====== Source passage ======
[dba-VB] SPAM-LOW: Re: Syslogs

Shamil Salakhetdinov shamil at smsconsulting.spb.ru
Mon Jun 29 13:24:34 CDT 2009


Hi John,

What about Peer-To-Peer Networked Apps

http://msdn.microsoft.com/en-us/magazine/cc301833.aspx ?

Could that technology help to solve your task? - it doesn't need IP
addresses known in advance...

--
Shamil

-----Original Message-----
From: dba-vb-bounces at databaseadvisors.com
[mailto:dba-vb-bounces at databaseadvisors.com] On Behalf Of jwcolby
Sent: Monday, June 29, 2009 10:06 PM
To: Discussion concerning Visual Basic and related programming issues.
Subject: Re: [dba-VB] SPAM-LOW: Re: Syslogs

Gustav,

As I mentioned, I have been looking for something like this for years,
however everyone has to have 
a list of IPs that can be used with it to make it useful.
====== Input data ======
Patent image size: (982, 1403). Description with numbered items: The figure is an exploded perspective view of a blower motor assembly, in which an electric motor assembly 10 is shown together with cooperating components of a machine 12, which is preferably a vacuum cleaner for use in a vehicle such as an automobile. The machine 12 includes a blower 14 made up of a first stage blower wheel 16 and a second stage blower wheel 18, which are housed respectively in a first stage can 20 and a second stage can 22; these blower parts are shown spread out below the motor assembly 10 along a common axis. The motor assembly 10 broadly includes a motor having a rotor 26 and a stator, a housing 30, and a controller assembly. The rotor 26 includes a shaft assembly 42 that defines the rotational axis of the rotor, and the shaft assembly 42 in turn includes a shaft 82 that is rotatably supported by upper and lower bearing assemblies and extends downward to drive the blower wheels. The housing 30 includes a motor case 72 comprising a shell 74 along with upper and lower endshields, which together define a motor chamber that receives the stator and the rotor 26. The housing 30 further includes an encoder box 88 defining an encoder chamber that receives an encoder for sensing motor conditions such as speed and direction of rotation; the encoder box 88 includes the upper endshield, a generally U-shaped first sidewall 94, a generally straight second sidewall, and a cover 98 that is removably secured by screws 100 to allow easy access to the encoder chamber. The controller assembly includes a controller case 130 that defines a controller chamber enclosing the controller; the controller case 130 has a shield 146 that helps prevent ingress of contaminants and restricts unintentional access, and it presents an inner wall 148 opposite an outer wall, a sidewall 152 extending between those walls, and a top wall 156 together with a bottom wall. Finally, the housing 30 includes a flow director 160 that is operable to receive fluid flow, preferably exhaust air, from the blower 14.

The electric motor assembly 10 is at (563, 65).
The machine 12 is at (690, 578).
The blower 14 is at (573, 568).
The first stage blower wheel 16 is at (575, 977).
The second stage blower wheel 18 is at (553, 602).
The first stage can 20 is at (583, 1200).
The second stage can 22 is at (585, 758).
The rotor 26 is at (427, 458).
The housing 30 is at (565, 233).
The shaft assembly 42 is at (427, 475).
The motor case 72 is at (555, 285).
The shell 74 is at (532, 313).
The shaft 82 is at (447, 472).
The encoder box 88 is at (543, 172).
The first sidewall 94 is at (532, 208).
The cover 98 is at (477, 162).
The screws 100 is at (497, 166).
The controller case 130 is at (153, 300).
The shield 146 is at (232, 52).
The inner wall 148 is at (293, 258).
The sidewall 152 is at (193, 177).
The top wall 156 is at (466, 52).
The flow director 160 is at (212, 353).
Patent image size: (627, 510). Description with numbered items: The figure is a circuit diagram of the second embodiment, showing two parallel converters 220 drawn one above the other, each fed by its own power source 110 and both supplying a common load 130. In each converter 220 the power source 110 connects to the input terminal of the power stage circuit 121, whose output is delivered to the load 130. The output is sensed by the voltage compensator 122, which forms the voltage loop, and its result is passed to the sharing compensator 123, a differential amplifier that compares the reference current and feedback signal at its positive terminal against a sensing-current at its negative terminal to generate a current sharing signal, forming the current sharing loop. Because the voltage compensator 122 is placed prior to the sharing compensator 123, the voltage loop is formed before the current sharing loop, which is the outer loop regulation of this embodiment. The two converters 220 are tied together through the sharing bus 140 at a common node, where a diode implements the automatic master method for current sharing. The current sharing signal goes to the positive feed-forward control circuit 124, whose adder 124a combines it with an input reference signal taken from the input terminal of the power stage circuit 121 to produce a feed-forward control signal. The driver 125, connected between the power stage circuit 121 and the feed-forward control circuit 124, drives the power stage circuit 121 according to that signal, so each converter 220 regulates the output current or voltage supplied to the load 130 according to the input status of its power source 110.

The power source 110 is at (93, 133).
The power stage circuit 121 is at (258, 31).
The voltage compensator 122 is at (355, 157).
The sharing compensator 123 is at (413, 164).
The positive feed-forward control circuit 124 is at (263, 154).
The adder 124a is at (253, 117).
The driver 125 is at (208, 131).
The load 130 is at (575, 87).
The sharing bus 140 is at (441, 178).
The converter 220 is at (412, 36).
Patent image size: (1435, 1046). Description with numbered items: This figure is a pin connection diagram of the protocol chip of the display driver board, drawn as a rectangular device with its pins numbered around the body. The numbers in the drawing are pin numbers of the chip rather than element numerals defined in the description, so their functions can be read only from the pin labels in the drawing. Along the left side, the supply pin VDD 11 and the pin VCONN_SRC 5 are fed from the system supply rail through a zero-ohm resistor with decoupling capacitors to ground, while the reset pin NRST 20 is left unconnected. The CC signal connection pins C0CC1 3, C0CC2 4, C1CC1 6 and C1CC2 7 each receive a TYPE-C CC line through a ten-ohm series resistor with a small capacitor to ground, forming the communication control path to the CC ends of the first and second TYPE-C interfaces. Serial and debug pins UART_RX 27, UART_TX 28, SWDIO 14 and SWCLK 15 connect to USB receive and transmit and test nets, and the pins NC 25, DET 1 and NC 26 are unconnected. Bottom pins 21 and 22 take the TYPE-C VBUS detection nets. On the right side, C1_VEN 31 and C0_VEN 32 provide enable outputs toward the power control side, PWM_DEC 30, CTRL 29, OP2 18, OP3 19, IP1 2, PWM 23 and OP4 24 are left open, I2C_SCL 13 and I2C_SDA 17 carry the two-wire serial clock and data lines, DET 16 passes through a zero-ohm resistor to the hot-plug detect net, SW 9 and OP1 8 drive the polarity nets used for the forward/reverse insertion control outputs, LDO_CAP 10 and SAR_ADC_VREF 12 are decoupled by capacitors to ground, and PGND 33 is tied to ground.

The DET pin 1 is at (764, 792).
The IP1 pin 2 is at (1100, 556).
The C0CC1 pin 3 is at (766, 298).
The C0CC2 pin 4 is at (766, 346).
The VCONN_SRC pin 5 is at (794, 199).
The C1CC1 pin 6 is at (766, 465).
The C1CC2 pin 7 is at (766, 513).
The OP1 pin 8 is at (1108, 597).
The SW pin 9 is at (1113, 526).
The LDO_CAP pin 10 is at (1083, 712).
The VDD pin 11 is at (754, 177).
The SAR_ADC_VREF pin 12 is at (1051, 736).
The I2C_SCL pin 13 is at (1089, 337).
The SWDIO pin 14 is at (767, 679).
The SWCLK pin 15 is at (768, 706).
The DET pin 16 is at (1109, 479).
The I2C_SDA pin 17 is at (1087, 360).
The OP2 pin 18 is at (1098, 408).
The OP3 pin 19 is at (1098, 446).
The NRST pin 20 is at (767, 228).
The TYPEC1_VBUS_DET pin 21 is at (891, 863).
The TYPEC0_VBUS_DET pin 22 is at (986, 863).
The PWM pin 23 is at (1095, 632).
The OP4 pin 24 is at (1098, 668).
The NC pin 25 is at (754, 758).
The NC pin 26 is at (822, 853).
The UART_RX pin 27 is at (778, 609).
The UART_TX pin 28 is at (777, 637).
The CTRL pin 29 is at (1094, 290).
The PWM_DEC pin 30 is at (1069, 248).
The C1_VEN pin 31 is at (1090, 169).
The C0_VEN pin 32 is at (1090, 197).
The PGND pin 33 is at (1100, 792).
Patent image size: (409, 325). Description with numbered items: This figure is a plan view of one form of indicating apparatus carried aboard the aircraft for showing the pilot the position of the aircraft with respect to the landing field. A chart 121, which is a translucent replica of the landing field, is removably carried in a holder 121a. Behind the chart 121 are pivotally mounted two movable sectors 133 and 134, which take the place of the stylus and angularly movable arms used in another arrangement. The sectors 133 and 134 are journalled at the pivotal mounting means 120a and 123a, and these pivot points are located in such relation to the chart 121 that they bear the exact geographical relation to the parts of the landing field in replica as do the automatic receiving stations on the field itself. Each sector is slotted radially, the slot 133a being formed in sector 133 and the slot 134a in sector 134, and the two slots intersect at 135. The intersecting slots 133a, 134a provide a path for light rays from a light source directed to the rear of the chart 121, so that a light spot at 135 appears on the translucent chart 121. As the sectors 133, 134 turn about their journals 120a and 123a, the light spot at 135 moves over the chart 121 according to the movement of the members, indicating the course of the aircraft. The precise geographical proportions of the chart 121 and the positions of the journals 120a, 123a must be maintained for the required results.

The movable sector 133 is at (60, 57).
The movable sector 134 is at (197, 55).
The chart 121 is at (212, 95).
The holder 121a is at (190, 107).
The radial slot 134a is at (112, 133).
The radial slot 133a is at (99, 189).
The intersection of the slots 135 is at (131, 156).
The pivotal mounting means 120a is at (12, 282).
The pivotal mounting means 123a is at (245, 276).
======
Set exercise A: Based on the mailing-list message, say whether each statement agrees with it: (i) Shamil suggests Peer-To-Peer Networked Apps; (ii) the original message was sent on Monday, June 29, 2009; (iii) the technology Shamil suggests needs IP addresses known in advance. Answer yes or no for each and quote the deciding words.
Set exercise B: Lay out the lines of the records between the line holding "Patent image size: (627, 510)." and the line holding "The power source 110 is at (93, 133).", inclusive, as a JSON list of strings with one string per line and blank lines left out.

Exercise result A:
(i) Yes: "What about Peer-To-Peer Networked Apps"
(ii) Yes: "Sent: Monday, June 29, 2009 10:06 PM"
(iii) No: "it doesn't need IP addresses known in advance"

Exercise result B:
[
  "Patent image size: (627, 510). Description with numbered items: The figure is a circuit diagram of the second embodiment, showing two parallel converters 220 drawn one above the other, each fed by its own power source 110 and both supplying a common load 130. In each converter 220 the power source 110 connects to the input terminal of the power stage circuit 121, whose output is delivered to the load 130. The output is sensed by the voltage compensator 122, which forms the voltage loop, and its result is passed to the sharing compensator 123, a differential amplifier that compares the reference current and feedback signal at its positive terminal against a sensing-current at its negative terminal to generate a current sharing signal, forming the current sharing loop. Because the voltage compensator 122 is placed prior to the sharing compensator 123, the voltage loop is formed before the current sharing loop, which is the outer loop regulation of this embodiment. The two converters 220 are tied together through the sharing bus 140 at a common node, where a diode implements the automatic master method for current sharing. The current sharing signal goes to the positive feed-forward control circuit 124, whose adder 124a combines it with an input reference signal taken from the input terminal of the power stage circuit 121 to produce a feed-forward control signal. The driver 125, connected between the power stage circuit 121 and the feed-forward control circuit 124, drives the power stage circuit 121 according to that signal, so each converter 220 regulates the output current or voltage supplied to the load 130 according to the input status of its power source 110.",
  "The power source 110 is at (93, 133)."
]